- [Work to be completed]: What follows is a listing to be transcribed exactly.

- [Information supplied]:
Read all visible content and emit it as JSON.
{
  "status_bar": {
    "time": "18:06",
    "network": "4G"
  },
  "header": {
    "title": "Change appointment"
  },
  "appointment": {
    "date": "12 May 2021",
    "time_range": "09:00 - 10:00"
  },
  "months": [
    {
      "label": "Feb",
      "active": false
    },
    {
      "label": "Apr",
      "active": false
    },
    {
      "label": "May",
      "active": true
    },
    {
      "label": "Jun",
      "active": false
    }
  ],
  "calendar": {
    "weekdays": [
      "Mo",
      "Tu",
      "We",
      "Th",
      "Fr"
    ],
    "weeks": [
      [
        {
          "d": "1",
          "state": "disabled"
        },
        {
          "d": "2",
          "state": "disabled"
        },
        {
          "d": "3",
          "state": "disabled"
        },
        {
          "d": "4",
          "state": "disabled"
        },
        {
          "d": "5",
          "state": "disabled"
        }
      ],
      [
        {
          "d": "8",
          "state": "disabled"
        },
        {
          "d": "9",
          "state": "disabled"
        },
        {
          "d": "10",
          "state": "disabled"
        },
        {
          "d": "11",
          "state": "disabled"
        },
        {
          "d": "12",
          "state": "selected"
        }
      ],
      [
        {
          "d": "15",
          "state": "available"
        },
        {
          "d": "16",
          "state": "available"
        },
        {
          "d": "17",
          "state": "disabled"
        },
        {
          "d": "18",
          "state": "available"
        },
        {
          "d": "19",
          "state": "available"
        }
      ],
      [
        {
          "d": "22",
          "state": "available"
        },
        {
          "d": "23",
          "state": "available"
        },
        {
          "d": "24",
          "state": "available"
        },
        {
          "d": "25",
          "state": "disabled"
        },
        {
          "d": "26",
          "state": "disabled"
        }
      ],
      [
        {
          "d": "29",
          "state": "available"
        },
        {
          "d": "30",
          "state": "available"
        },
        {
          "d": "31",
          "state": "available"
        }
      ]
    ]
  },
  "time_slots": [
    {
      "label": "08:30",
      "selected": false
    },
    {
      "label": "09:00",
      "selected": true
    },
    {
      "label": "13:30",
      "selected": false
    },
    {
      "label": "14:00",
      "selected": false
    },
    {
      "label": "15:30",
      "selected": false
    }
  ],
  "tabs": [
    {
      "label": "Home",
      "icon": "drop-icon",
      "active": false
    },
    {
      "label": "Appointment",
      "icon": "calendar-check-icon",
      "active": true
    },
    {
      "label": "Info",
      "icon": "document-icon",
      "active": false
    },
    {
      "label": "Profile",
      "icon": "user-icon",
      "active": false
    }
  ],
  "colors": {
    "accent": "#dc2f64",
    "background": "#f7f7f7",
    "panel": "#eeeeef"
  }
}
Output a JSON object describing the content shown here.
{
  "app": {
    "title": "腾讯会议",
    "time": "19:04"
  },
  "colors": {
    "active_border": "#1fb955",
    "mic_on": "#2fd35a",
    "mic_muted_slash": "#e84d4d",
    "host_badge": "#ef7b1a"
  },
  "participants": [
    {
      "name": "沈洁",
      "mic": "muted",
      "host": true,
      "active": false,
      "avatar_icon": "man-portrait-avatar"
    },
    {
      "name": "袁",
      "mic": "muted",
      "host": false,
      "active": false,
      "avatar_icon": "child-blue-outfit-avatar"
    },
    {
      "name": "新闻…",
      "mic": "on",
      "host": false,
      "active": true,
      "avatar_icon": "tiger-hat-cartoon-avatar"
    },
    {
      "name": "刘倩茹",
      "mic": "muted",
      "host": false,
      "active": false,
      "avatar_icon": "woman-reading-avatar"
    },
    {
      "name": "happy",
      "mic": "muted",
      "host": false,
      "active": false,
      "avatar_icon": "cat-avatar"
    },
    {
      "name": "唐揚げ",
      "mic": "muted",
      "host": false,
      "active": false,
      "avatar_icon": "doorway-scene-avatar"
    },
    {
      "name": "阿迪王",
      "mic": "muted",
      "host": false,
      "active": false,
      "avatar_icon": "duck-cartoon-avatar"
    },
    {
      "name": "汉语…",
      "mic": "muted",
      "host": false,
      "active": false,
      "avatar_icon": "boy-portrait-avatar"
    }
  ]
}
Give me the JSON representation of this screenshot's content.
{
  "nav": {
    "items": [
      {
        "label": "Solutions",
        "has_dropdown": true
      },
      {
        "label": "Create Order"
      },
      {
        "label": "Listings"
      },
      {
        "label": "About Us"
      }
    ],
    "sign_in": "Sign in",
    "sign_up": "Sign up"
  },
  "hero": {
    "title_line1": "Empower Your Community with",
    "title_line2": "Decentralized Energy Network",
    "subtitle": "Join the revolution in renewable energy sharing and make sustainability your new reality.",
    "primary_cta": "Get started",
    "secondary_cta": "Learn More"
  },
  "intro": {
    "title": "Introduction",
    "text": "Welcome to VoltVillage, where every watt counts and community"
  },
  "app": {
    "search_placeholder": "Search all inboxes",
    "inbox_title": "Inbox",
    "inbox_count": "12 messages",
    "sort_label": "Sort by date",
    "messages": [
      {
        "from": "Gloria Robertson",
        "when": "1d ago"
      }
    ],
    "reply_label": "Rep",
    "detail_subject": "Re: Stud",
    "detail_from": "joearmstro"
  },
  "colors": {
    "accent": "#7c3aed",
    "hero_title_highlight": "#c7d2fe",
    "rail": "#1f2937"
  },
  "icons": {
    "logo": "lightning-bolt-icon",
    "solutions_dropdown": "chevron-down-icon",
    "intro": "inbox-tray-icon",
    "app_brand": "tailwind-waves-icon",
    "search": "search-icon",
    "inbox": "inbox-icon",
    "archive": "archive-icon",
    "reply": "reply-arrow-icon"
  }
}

- [Solution below]:
Read all visible content and emit it as JSON.
{
  "status_bar": {
    "time": "18:06",
    "network": "4G"
  },
  "header": {
    "title": "Change appointment"
  },
  "appointment": {
    "date": "12 May 2021",
    "time_range": "09:00 - 10:00"
  },
  "months": [
    {
      "label": "Feb",
      "active": false
    },
    {
      "label": "Apr",
      "active": false
    },
    {
      "label": "May",
      "active": true
    },
    {
      "label": "Jun",
      "active": false
    }
  ],
  "calendar": {
    "weekdays": [
      "Mo",
      "Tu",
      "We",
      "Th",
      "Fr"
    ],
    "weeks": [
      [
        {
          "d": "1",
          "state": "disabled"
        },
        {
          "d": "2",
          "state": "disabled"
        },
        {
          "d": "3",
          "state": "disabled"
        },
        {
          "d": "4",
          "state": "disabled"
        },
        {
          "d": "5",
          "state": "disabled"
        }
      ],
      [
        {
          "d": "8",
          "state": "disabled"
        },
        {
          "d": "9",
          "state": "disabled"
        },
        {
          "d": "10",
          "state": "disabled"
        },
        {
          "d": "11",
          "state": "disabled"
        },
        {
          "d": "12",
          "state": "selected"
        }
      ],
      [
        {
          "d": "15",
          "state": "available"
        },
        {
          "d": "16",
          "state": "available"
        },
        {
          "d": "17",
          "state": "disabled"
        },
        {
          "d": "18",
          "state": "available"
        },
        {
          "d": "19",
          "state": "available"
        }
      ],
      [
        {
          "d": "22",
          "state": "available"
        },
        {
          "d": "23",
          "state": "available"
        },
        {
          "d": "24",
          "state": "available"
        },
        {
          "d": "25",
          "state": "disabled"
        },
        {
          "d": "26",
          "state": "disabled"
        }
      ],
      [
        {
          "d": "29",
          "state": "available"
        },
        {
          "d": "30",
          "state": "available"
        },
        {
          "d": "31",
          "state": "available"
        }
      ]
    ]
  },
  "time_slots": [
    {
      "label": "08:30",
      "selected": false
    },
    {
      "label": "09:00",
      "selected": true
    },
    {
      "label": "13:30",
      "selected": false
    },
    {
      "label": "14:00",
      "selected": false
    },
    {
      "label": "15:30",
      "selected": false
    }
  ],
  "tabs": [
    {
      "label": "Home",
      "icon": "drop-icon",
      "active": false
    },
    {
      "label": "Appointment",
      "icon": "calendar-check-icon",
      "active": true
    },
    {
      "label": "Info",
      "icon": "document-icon",
      "active": false
    },
    {
      "label": "Profile",
      "icon": "user-icon",
      "active": false
    }
  ],
  "colors": {
    "accent": "#dc2f64",
    "background": "#f7f7f7",
    "panel": "#eeeeef"
  }
}
Output a JSON object describing the content shown here.
{
  "app": {
    "title": "腾讯会议",
    "time": "19:04"
  },
  "colors": {
    "active_border": "#1fb955",
    "mic_on": "#2fd35a",
    "mic_muted_slash": "#e84d4d",
    "host_badge": "#ef7b1a"
  },
  "participants": [
    {
      "name": "沈洁",
      "mic": "muted",
      "host": true,
      "active": false,
      "avatar_icon": "man-portrait-avatar"
    },
    {
      "name": "袁",
      "mic": "muted",
      "host": false,
      "active": false,
      "avatar_icon": "child-blue-outfit-avatar"
    },
    {
      "name": "新闻…",
      "mic": "on",
      "host": false,
      "active": true,
      "avatar_icon": "tiger-hat-cartoon-avatar"
    },
    {
      "name": "刘倩茹",
      "mic": "muted",
      "host": false,
      "active": false,
      "avatar_icon": "woman-reading-avatar"
    },
    {
      "name": "happy",
      "mic": "muted",
      "host": false,
      "active": false,
      "avatar_icon": "cat-avatar"
    },
    {
      "name": "唐揚げ",
      "mic": "muted",
      "host": false,
      "active": false,
      "avatar_icon": "doorway-scene-avatar"
    },
    {
      "name": "阿迪王",
      "mic": "muted",
      "host": false,
      "active": false,
      "avatar_icon": "duck-cartoon-avatar"
    },
    {
      "name": "汉语…",
      "mic": "muted",
      "host": false,
      "active": false,
      "avatar_icon": "boy-portrait-avatar"
    }
  ]
}
Give me the JSON representation of this screenshot's content.
{
  "nav": {
    "items": [
      {
        "label": "Solutions",
        "has_dropdown": true
      },
      {
        "label": "Create Order"
      },
      {
        "label": "Listings"
      },
      {
        "label": "About Us"
      }
    ],
    "sign_in": "Sign in",
    "sign_up": "Sign up"
  },
  "hero": {
    "title_line1": "Empower Your Community with",
    "title_line2": "Decentralized Energy Network",
    "subtitle": "Join the revolution in renewable energy sharing and make sustainability your new reality.",
    "primary_cta": "Get started",
    "secondary_cta": "Learn More"
  },
  "intro": {
    "title": "Introduction",
    "text": "Welcome to VoltVillage, where every watt counts and community"
  },
  "app": {
    "search_placeholder": "Search all inboxes",
    "inbox_title": "Inbox",
    "inbox_count": "12 messages",
    "sort_label": "Sort by date",
    "messages": [
      {
        "from": "Gloria Robertson",
        "when": "1d ago"
      }
    ],
    "reply_label": "Rep",
    "detail_subject": "Re: Stud",
    "detail_from": "joearmstro"
  },
  "colors": {
    "accent": "#7c3aed",
    "hero_title_highlight": "#c7d2fe",
    "rail": "#1f2937"
  },
  "icons": {
    "logo": "lightning-bolt-icon",
    "solutions_dropdown": "chevron-down-icon",
    "intro": "inbox-tray-icon",
    "app_brand": "tailwind-waves-icon",
    "search": "search-icon",
    "inbox": "inbox-icon",
    "archive": "archive-icon",
    "reply": "reply-arrow-icon"
  }
}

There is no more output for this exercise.